>> Start
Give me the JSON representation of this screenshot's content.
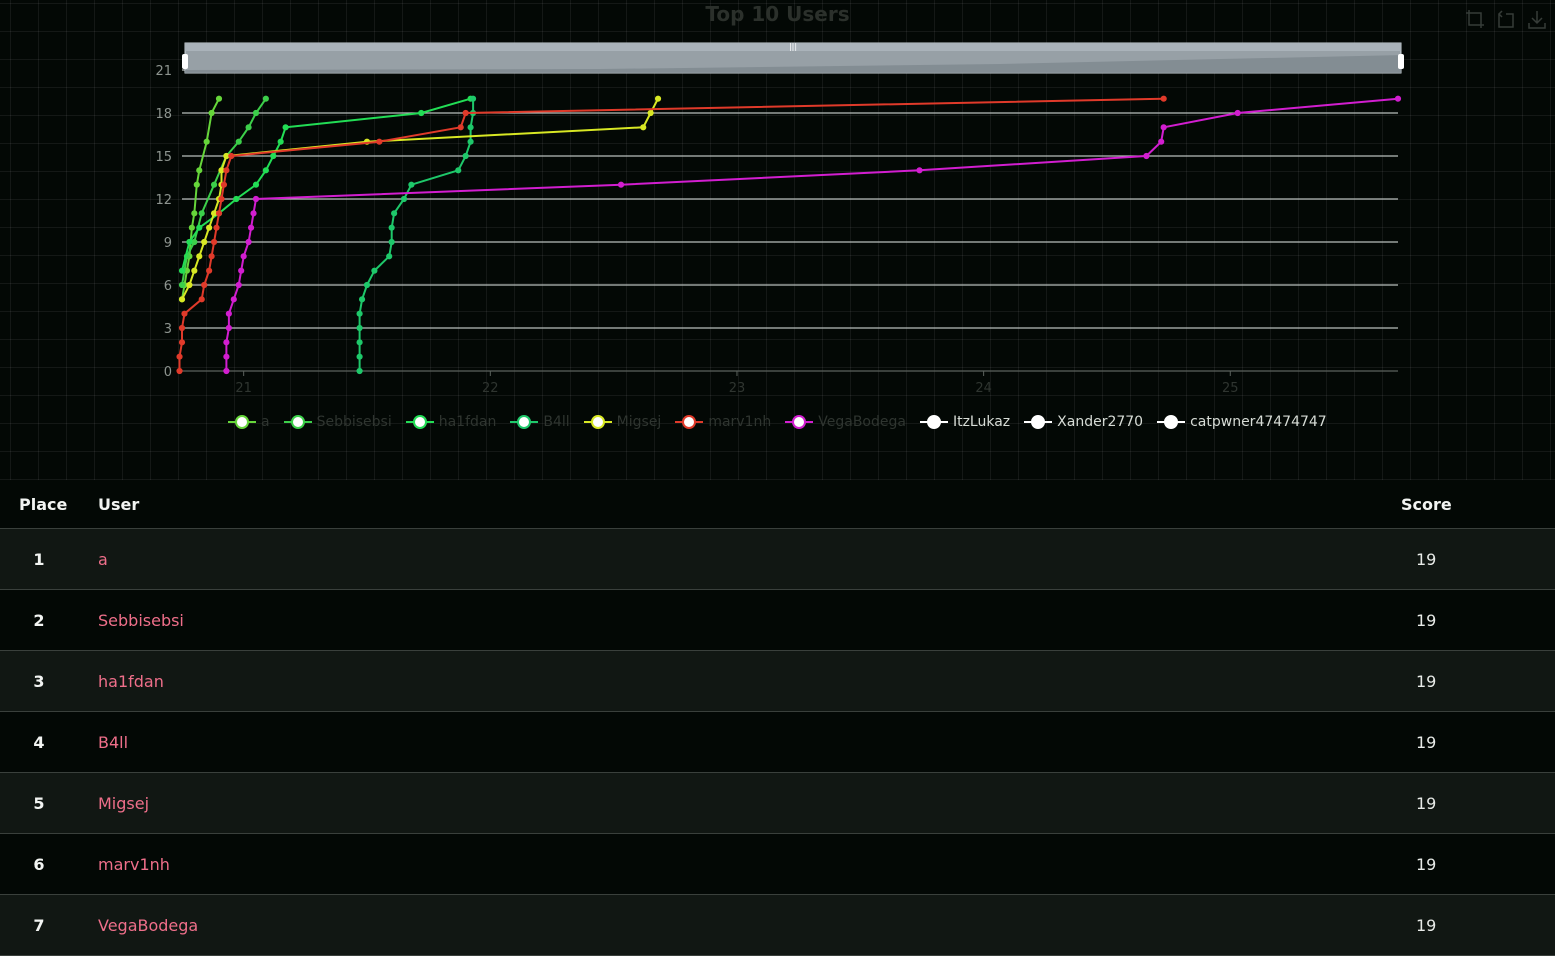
{
  "chart_title": "Top 10 Users",
  "toolbar": {
    "icons": [
      "zoom-icon",
      "reset-zoom-icon",
      "download-icon"
    ]
  },
  "chart_data": {
    "type": "line",
    "title": "Top 10 Users",
    "x_ticks": [
      "21",
      "22",
      "23",
      "24",
      "25"
    ],
    "y_ticks": [
      "0",
      "3",
      "6",
      "9",
      "12",
      "15",
      "18",
      "21"
    ],
    "xlim": [
      20.75,
      25.68
    ],
    "ylim": [
      0,
      21
    ],
    "grid": true,
    "legend_position": "bottom",
    "series": [
      {
        "name": "a",
        "color": "#66d63a",
        "visible": false,
        "points": [
          [
            20.75,
            5
          ],
          [
            20.76,
            6
          ],
          [
            20.77,
            7
          ],
          [
            20.78,
            8
          ],
          [
            20.79,
            10
          ],
          [
            20.8,
            11
          ],
          [
            20.81,
            13
          ],
          [
            20.82,
            14
          ],
          [
            20.85,
            16
          ],
          [
            20.87,
            18
          ],
          [
            20.9,
            19
          ]
        ]
      },
      {
        "name": "Sebbisebsi",
        "color": "#3ccf4a",
        "visible": false,
        "points": [
          [
            20.75,
            6
          ],
          [
            20.77,
            8
          ],
          [
            20.8,
            9
          ],
          [
            20.83,
            11
          ],
          [
            20.88,
            13
          ],
          [
            20.93,
            15
          ],
          [
            20.98,
            16
          ],
          [
            21.02,
            17
          ],
          [
            21.05,
            18
          ],
          [
            21.09,
            19
          ]
        ]
      },
      {
        "name": "ha1fdan",
        "color": "#22dd55",
        "visible": false,
        "points": [
          [
            20.75,
            7
          ],
          [
            20.78,
            9
          ],
          [
            20.82,
            10
          ],
          [
            20.9,
            11
          ],
          [
            20.97,
            12
          ],
          [
            21.05,
            13
          ],
          [
            21.09,
            14
          ],
          [
            21.12,
            15
          ],
          [
            21.15,
            16
          ],
          [
            21.17,
            17
          ],
          [
            21.72,
            18
          ],
          [
            21.92,
            19
          ]
        ]
      },
      {
        "name": "B4ll",
        "color": "#1ec86a",
        "visible": false,
        "points": [
          [
            21.47,
            0
          ],
          [
            21.47,
            1
          ],
          [
            21.47,
            2
          ],
          [
            21.47,
            3
          ],
          [
            21.47,
            4
          ],
          [
            21.48,
            5
          ],
          [
            21.5,
            6
          ],
          [
            21.53,
            7
          ],
          [
            21.59,
            8
          ],
          [
            21.6,
            9
          ],
          [
            21.6,
            10
          ],
          [
            21.61,
            11
          ],
          [
            21.65,
            12
          ],
          [
            21.68,
            13
          ],
          [
            21.87,
            14
          ],
          [
            21.9,
            15
          ],
          [
            21.92,
            16
          ],
          [
            21.92,
            17
          ],
          [
            21.93,
            18
          ],
          [
            21.93,
            19
          ]
        ]
      },
      {
        "name": "Migsej",
        "color": "#d8e824",
        "visible": false,
        "points": [
          [
            20.75,
            5
          ],
          [
            20.78,
            6
          ],
          [
            20.8,
            7
          ],
          [
            20.82,
            8
          ],
          [
            20.84,
            9
          ],
          [
            20.86,
            10
          ],
          [
            20.88,
            11
          ],
          [
            20.9,
            12
          ],
          [
            20.91,
            13
          ],
          [
            20.91,
            14
          ],
          [
            20.93,
            15
          ],
          [
            21.5,
            16
          ],
          [
            22.62,
            17
          ],
          [
            22.65,
            18
          ],
          [
            22.68,
            19
          ]
        ]
      },
      {
        "name": "marv1nh",
        "color": "#e03a2a",
        "visible": false,
        "points": [
          [
            20.74,
            0
          ],
          [
            20.74,
            1
          ],
          [
            20.75,
            2
          ],
          [
            20.75,
            3
          ],
          [
            20.76,
            4
          ],
          [
            20.83,
            5
          ],
          [
            20.84,
            6
          ],
          [
            20.86,
            7
          ],
          [
            20.87,
            8
          ],
          [
            20.88,
            9
          ],
          [
            20.89,
            10
          ],
          [
            20.9,
            11
          ],
          [
            20.91,
            12
          ],
          [
            20.92,
            13
          ],
          [
            20.93,
            14
          ],
          [
            20.95,
            15
          ],
          [
            21.55,
            16
          ],
          [
            21.88,
            17
          ],
          [
            21.9,
            18
          ],
          [
            24.73,
            19
          ]
        ]
      },
      {
        "name": "VegaBodega",
        "color": "#d21ed0",
        "visible": false,
        "points": [
          [
            20.93,
            0
          ],
          [
            20.93,
            1
          ],
          [
            20.93,
            2
          ],
          [
            20.94,
            3
          ],
          [
            20.94,
            4
          ],
          [
            20.96,
            5
          ],
          [
            20.98,
            6
          ],
          [
            20.99,
            7
          ],
          [
            21.0,
            8
          ],
          [
            21.02,
            9
          ],
          [
            21.03,
            10
          ],
          [
            21.04,
            11
          ],
          [
            21.05,
            12
          ],
          [
            22.53,
            13
          ],
          [
            23.74,
            14
          ],
          [
            24.66,
            15
          ],
          [
            24.72,
            16
          ],
          [
            24.73,
            17
          ],
          [
            25.03,
            18
          ],
          [
            25.68,
            19
          ]
        ]
      },
      {
        "name": "ItzLukaz",
        "color": "#ffffff",
        "visible": true,
        "points": []
      },
      {
        "name": "Xander2770",
        "color": "#ffffff",
        "visible": true,
        "points": []
      },
      {
        "name": "catpwner47474747",
        "color": "#ffffff",
        "visible": true,
        "points": []
      }
    ]
  },
  "table": {
    "headers": {
      "place": "Place",
      "user": "User",
      "score": "Score"
    },
    "rows": [
      {
        "place": "1",
        "user": "a",
        "score": "19"
      },
      {
        "place": "2",
        "user": "Sebbisebsi",
        "score": "19"
      },
      {
        "place": "3",
        "user": "ha1fdan",
        "score": "19"
      },
      {
        "place": "4",
        "user": "B4ll",
        "score": "19"
      },
      {
        "place": "5",
        "user": "Migsej",
        "score": "19"
      },
      {
        "place": "6",
        "user": "marv1nh",
        "score": "19"
      },
      {
        "place": "7",
        "user": "VegaBodega",
        "score": "19"
      }
    ]
  }
}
>> End
• _CHALLENGE_: Copy the records word for word, leaving no picture in the copy.

• _PROBLEM SOLUTION_:
Give me the JSON representation of this screenshot's content.
{
  "chart_title": "Top 10 Users",
  "toolbar": {
    "icons": [
      "zoom-icon",
      "reset-zoom-icon",
      "download-icon"
    ]
  },
  "chart_data": {
    "type": "line",
    "title": "Top 10 Users",
    "x_ticks": [
      "21",
      "22",
      "23",
      "24",
      "25"
    ],
    "y_ticks": [
      "0",
      "3",
      "6",
      "9",
      "12",
      "15",
      "18",
      "21"
    ],
    "xlim": [
      20.75,
      25.68
    ],
    "ylim": [
      0,
      21
    ],
    "grid": true,
    "legend_position": "bottom",
    "series": [
      {
        "name": "a",
        "color": "#66d63a",
        "visible": false,
        "points": [
          [
            20.75,
            5
          ],
          [
            20.76,
            6
          ],
          [
            20.77,
            7
          ],
          [
            20.78,
            8
          ],
          [
            20.79,
            10
          ],
          [
            20.8,
            11
          ],
          [
            20.81,
            13
          ],
          [
            20.82,
            14
          ],
          [
            20.85,
            16
          ],
          [
            20.87,
            18
          ],
          [
            20.9,
            19
          ]
        ]
      },
      {
        "name": "Sebbisebsi",
        "color": "#3ccf4a",
        "visible": false,
        "points": [
          [
            20.75,
            6
          ],
          [
            20.77,
            8
          ],
          [
            20.8,
            9
          ],
          [
            20.83,
            11
          ],
          [
            20.88,
            13
          ],
          [
            20.93,
            15
          ],
          [
            20.98,
            16
          ],
          [
            21.02,
            17
          ],
          [
            21.05,
            18
          ],
          [
            21.09,
            19
          ]
        ]
      },
      {
        "name": "ha1fdan",
        "color": "#22dd55",
        "visible": false,
        "points": [
          [
            20.75,
            7
          ],
          [
            20.78,
            9
          ],
          [
            20.82,
            10
          ],
          [
            20.9,
            11
          ],
          [
            20.97,
            12
          ],
          [
            21.05,
            13
          ],
          [
            21.09,
            14
          ],
          [
            21.12,
            15
          ],
          [
            21.15,
            16
          ],
          [
            21.17,
            17
          ],
          [
            21.72,
            18
          ],
          [
            21.92,
            19
          ]
        ]
      },
      {
        "name": "B4ll",
        "color": "#1ec86a",
        "visible": false,
        "points": [
          [
            21.47,
            0
          ],
          [
            21.47,
            1
          ],
          [
            21.47,
            2
          ],
          [
            21.47,
            3
          ],
          [
            21.47,
            4
          ],
          [
            21.48,
            5
          ],
          [
            21.5,
            6
          ],
          [
            21.53,
            7
          ],
          [
            21.59,
            8
          ],
          [
            21.6,
            9
          ],
          [
            21.6,
            10
          ],
          [
            21.61,
            11
          ],
          [
            21.65,
            12
          ],
          [
            21.68,
            13
          ],
          [
            21.87,
            14
          ],
          [
            21.9,
            15
          ],
          [
            21.92,
            16
          ],
          [
            21.92,
            17
          ],
          [
            21.93,
            18
          ],
          [
            21.93,
            19
          ]
        ]
      },
      {
        "name": "Migsej",
        "color": "#d8e824",
        "visible": false,
        "points": [
          [
            20.75,
            5
          ],
          [
            20.78,
            6
          ],
          [
            20.8,
            7
          ],
          [
            20.82,
            8
          ],
          [
            20.84,
            9
          ],
          [
            20.86,
            10
          ],
          [
            20.88,
            11
          ],
          [
            20.9,
            12
          ],
          [
            20.91,
            13
          ],
          [
            20.91,
            14
          ],
          [
            20.93,
            15
          ],
          [
            21.5,
            16
          ],
          [
            22.62,
            17
          ],
          [
            22.65,
            18
          ],
          [
            22.68,
            19
          ]
        ]
      },
      {
        "name": "marv1nh",
        "color": "#e03a2a",
        "visible": false,
        "points": [
          [
            20.74,
            0
          ],
          [
            20.74,
            1
          ],
          [
            20.75,
            2
          ],
          [
            20.75,
            3
          ],
          [
            20.76,
            4
          ],
          [
            20.83,
            5
          ],
          [
            20.84,
            6
          ],
          [
            20.86,
            7
          ],
          [
            20.87,
            8
          ],
          [
            20.88,
            9
          ],
          [
            20.89,
            10
          ],
          [
            20.9,
            11
          ],
          [
            20.91,
            12
          ],
          [
            20.92,
            13
          ],
          [
            20.93,
            14
          ],
          [
            20.95,
            15
          ],
          [
            21.55,
            16
          ],
          [
            21.88,
            17
          ],
          [
            21.9,
            18
          ],
          [
            24.73,
            19
          ]
        ]
      },
      {
        "name": "VegaBodega",
        "color": "#d21ed0",
        "visible": false,
        "points": [
          [
            20.93,
            0
          ],
          [
            20.93,
            1
          ],
          [
            20.93,
            2
          ],
          [
            20.94,
            3
          ],
          [
            20.94,
            4
          ],
          [
            20.96,
            5
          ],
          [
            20.98,
            6
          ],
          [
            20.99,
            7
          ],
          [
            21.0,
            8
          ],
          [
            21.02,
            9
          ],
          [
            21.03,
            10
          ],
          [
            21.04,
            11
          ],
          [
            21.05,
            12
          ],
          [
            22.53,
            13
          ],
          [
            23.74,
            14
          ],
          [
            24.66,
            15
          ],
          [
            24.72,
            16
          ],
          [
            24.73,
            17
          ],
          [
            25.03,
            18
          ],
          [
            25.68,
            19
          ]
        ]
      },
      {
        "name": "ItzLukaz",
        "color": "#ffffff",
        "visible": true,
        "points": []
      },
      {
        "name": "Xander2770",
        "color": "#ffffff",
        "visible": true,
        "points": []
      },
      {
        "name": "catpwner47474747",
        "color": "#ffffff",
        "visible": true,
        "points": []
      }
    ]
  },
  "table": {
    "headers": {
      "place": "Place",
      "user": "User",
      "score": "Score"
    },
    "rows": [
      {
        "place": "1",
        "user": "a",
        "score": "19"
      },
      {
        "place": "2",
        "user": "Sebbisebsi",
        "score": "19"
      },
      {
        "place": "3",
        "user": "ha1fdan",
        "score": "19"
      },
      {
        "place": "4",
        "user": "B4ll",
        "score": "19"
      },
      {
        "place": "5",
        "user": "Migsej",
        "score": "19"
      },
      {
        "place": "6",
        "user": "marv1nh",
        "score": "19"
      },
      {
        "place": "7",
        "user": "VegaBodega",
        "score": "19"
      }
    ]
  }
}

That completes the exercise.